• [Request]
Look through the data below. Collect every line where the word "text" occurs.

Extracted data entries:
__________________________________________________
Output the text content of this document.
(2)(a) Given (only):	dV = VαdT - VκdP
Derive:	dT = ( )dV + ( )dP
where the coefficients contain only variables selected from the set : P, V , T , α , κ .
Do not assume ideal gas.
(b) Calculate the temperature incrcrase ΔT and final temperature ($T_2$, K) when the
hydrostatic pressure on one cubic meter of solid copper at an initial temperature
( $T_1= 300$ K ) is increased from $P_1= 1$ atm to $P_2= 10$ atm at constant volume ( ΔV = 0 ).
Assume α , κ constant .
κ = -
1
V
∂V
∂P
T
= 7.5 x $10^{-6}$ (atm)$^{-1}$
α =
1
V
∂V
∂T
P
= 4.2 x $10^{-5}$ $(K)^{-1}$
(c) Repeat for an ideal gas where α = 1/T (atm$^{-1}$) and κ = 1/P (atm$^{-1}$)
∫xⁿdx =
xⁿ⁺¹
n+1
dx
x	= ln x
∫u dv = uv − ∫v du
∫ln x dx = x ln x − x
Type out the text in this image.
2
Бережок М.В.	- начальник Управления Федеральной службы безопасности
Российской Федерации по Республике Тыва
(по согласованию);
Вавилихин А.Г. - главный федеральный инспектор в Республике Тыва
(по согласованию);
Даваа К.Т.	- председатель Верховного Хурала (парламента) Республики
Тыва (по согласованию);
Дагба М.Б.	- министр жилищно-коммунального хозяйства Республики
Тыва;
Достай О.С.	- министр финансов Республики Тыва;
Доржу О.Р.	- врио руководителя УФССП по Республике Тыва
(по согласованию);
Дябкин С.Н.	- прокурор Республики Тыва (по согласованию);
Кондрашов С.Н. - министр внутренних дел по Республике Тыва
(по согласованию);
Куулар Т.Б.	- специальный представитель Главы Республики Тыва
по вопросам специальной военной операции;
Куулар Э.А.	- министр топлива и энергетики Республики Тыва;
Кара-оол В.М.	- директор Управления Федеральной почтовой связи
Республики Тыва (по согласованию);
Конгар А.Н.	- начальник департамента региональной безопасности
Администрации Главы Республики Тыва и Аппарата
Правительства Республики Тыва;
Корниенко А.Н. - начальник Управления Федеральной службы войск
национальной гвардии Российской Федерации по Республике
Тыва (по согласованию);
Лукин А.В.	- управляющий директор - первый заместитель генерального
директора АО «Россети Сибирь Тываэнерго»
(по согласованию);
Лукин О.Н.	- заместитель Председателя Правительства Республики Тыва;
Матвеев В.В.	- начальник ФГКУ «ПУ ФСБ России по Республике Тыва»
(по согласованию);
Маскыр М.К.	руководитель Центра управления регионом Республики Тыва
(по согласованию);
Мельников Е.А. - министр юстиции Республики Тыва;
__________________________________________________
• [Final result]
Output the text content of this document.
Type out the text in this image.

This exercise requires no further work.